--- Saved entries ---
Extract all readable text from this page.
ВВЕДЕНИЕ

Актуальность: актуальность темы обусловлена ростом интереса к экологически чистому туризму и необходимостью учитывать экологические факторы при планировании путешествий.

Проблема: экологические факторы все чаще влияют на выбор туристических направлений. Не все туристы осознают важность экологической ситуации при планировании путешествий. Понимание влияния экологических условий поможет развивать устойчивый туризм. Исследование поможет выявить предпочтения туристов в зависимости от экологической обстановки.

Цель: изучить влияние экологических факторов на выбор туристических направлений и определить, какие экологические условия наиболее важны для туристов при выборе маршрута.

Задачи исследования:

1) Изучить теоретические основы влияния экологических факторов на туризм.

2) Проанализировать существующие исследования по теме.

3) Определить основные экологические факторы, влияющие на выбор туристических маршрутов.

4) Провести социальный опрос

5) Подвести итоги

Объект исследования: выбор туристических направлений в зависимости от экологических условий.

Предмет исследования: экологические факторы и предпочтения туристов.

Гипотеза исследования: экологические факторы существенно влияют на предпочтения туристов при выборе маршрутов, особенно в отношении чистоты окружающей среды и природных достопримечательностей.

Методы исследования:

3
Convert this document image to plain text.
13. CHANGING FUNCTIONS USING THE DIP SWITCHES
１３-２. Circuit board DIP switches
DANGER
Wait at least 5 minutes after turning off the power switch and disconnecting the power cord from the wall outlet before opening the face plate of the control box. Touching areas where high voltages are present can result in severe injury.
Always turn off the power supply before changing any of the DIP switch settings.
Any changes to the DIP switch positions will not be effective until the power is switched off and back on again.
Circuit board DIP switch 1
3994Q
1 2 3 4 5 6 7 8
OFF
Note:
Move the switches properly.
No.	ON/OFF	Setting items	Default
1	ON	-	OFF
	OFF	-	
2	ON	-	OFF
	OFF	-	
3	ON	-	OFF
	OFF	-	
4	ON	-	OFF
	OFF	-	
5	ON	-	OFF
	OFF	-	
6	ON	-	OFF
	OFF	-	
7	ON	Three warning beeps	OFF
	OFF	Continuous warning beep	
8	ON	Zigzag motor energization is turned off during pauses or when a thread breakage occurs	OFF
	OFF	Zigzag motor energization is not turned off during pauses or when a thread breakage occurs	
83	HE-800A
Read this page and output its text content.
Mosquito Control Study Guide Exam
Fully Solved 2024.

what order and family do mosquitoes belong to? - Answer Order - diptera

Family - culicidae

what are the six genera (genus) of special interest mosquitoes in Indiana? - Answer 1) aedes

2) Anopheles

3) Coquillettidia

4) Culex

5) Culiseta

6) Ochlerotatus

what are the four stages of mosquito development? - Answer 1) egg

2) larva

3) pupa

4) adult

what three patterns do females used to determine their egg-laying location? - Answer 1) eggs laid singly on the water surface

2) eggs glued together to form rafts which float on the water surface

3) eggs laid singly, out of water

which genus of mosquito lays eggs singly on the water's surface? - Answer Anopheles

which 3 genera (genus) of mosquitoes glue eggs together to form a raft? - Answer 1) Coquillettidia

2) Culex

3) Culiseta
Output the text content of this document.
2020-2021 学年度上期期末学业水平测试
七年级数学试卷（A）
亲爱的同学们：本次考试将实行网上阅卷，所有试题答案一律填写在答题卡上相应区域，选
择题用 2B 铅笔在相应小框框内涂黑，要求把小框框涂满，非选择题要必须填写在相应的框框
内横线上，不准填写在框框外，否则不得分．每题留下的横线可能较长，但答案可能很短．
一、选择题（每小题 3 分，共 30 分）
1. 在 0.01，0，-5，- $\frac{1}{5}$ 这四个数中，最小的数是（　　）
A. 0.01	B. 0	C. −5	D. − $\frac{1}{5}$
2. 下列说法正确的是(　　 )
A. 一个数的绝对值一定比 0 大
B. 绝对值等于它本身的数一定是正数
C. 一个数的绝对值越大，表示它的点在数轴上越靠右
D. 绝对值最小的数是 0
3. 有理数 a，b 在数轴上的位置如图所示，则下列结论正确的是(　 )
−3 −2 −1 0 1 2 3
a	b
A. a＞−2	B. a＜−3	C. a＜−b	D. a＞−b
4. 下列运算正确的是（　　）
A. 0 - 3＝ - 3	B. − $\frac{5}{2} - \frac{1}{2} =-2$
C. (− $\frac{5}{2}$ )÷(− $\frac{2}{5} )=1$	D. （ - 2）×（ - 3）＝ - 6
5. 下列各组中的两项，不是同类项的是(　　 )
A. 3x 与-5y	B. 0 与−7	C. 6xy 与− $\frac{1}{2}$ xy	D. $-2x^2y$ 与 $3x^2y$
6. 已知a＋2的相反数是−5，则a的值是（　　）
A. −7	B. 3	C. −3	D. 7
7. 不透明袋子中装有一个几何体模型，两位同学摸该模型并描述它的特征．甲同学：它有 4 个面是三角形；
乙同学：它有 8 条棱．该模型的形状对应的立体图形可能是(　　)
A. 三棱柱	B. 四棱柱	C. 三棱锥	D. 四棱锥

--- THE PROBLEM ---
Restate every record exactly, leaving nothing out.

--- THE OUTPUT ---
Extract all readable text from this page.
ВВЕДЕНИЕ

Актуальность: актуальность темы обусловлена ростом интереса к экологически чистому туризму и необходимостью учитывать экологические факторы при планировании путешествий.

Проблема: экологические факторы все чаще влияют на выбор туристических направлений. Не все туристы осознают важность экологической ситуации при планировании путешествий. Понимание влияния экологических условий поможет развивать устойчивый туризм. Исследование поможет выявить предпочтения туристов в зависимости от экологической обстановки.

Цель: изучить влияние экологических факторов на выбор туристических направлений и определить, какие экологические условия наиболее важны для туристов при выборе маршрута.

Задачи исследования:

1) Изучить теоретические основы влияния экологических факторов на туризм.

2) Проанализировать существующие исследования по теме.

3) Определить основные экологические факторы, влияющие на выбор туристических маршрутов.

4) Провести социальный опрос

5) Подвести итоги

Объект исследования: выбор туристических направлений в зависимости от экологических условий.

Предмет исследования: экологические факторы и предпочтения туристов.

Гипотеза исследования: экологические факторы существенно влияют на предпочтения туристов при выборе маршрутов, особенно в отношении чистоты окружающей среды и природных достопримечательностей.

Методы исследования:

3
Convert this document image to plain text.
13. CHANGING FUNCTIONS USING THE DIP SWITCHES
１３-２. Circuit board DIP switches
DANGER
Wait at least 5 minutes after turning off the power switch and disconnecting the power cord from the wall outlet before opening the face plate of the control box. Touching areas where high voltages are present can result in severe injury.
Always turn off the power supply before changing any of the DIP switch settings.
Any changes to the DIP switch positions will not be effective until the power is switched off and back on again.
Circuit board DIP switch 1
3994Q
1 2 3 4 5 6 7 8
OFF
Note:
Move the switches properly.
No.	ON/OFF	Setting items	Default
1	ON	-	OFF
	OFF	-	
2	ON	-	OFF
	OFF	-	
3	ON	-	OFF
	OFF	-	
4	ON	-	OFF
	OFF	-	
5	ON	-	OFF
	OFF	-	
6	ON	-	OFF
	OFF	-	
7	ON	Three warning beeps	OFF
	OFF	Continuous warning beep	
8	ON	Zigzag motor energization is turned off during pauses or when a thread breakage occurs	OFF
	OFF	Zigzag motor energization is not turned off during pauses or when a thread breakage occurs	
83	HE-800A
Read this page and output its text content.
Mosquito Control Study Guide Exam
Fully Solved 2024.

what order and family do mosquitoes belong to? - Answer Order - diptera

Family - culicidae

what are the six genera (genus) of special interest mosquitoes in Indiana? - Answer 1) aedes

2) Anopheles

3) Coquillettidia

4) Culex

5) Culiseta

6) Ochlerotatus

what are the four stages of mosquito development? - Answer 1) egg

2) larva

3) pupa

4) adult

what three patterns do females used to determine their egg-laying location? - Answer 1) eggs laid singly on the water surface

2) eggs glued together to form rafts which float on the water surface

3) eggs laid singly, out of water

which genus of mosquito lays eggs singly on the water's surface? - Answer Anopheles

which 3 genera (genus) of mosquitoes glue eggs together to form a raft? - Answer 1) Coquillettidia

2) Culex

3) Culiseta
Output the text content of this document.
2020-2021 学年度上期期末学业水平测试
七年级数学试卷（A）
亲爱的同学们：本次考试将实行网上阅卷，所有试题答案一律填写在答题卡上相应区域，选
择题用 2B 铅笔在相应小框框内涂黑，要求把小框框涂满，非选择题要必须填写在相应的框框
内横线上，不准填写在框框外，否则不得分．每题留下的横线可能较长，但答案可能很短．
一、选择题（每小题 3 分，共 30 分）
1. 在 0.01，0，-5，- $\frac{1}{5}$ 这四个数中，最小的数是（　　）
A. 0.01	B. 0	C. −5	D. − $\frac{1}{5}$
2. 下列说法正确的是(　　 )
A. 一个数的绝对值一定比 0 大
B. 绝对值等于它本身的数一定是正数
C. 一个数的绝对值越大，表示它的点在数轴上越靠右
D. 绝对值最小的数是 0
3. 有理数 a，b 在数轴上的位置如图所示，则下列结论正确的是(　 )
−3 −2 −1 0 1 2 3
a	b
A. a＞−2	B. a＜−3	C. a＜−b	D. a＞−b
4. 下列运算正确的是（　　）
A. 0 - 3＝ - 3	B. − $\frac{5}{2} - \frac{1}{2} =-2$
C. (− $\frac{5}{2}$ )÷(− $\frac{2}{5} )=1$	D. （ - 2）×（ - 3）＝ - 6
5. 下列各组中的两项，不是同类项的是(　　 )
A. 3x 与-5y	B. 0 与−7	C. 6xy 与− $\frac{1}{2}$ xy	D. $-2x^2y$ 与 $3x^2y$
6. 已知a＋2的相反数是−5，则a的值是（　　）
A. −7	B. 3	C. −3	D. 7
7. 不透明袋子中装有一个几何体模型，两位同学摸该模型并描述它的特征．甲同学：它有 4 个面是三角形；
乙同学：它有 8 条棱．该模型的形状对应的立体图形可能是(　　)
A. 三棱柱	B. 四棱柱	C. 三棱锥	D. 四棱锥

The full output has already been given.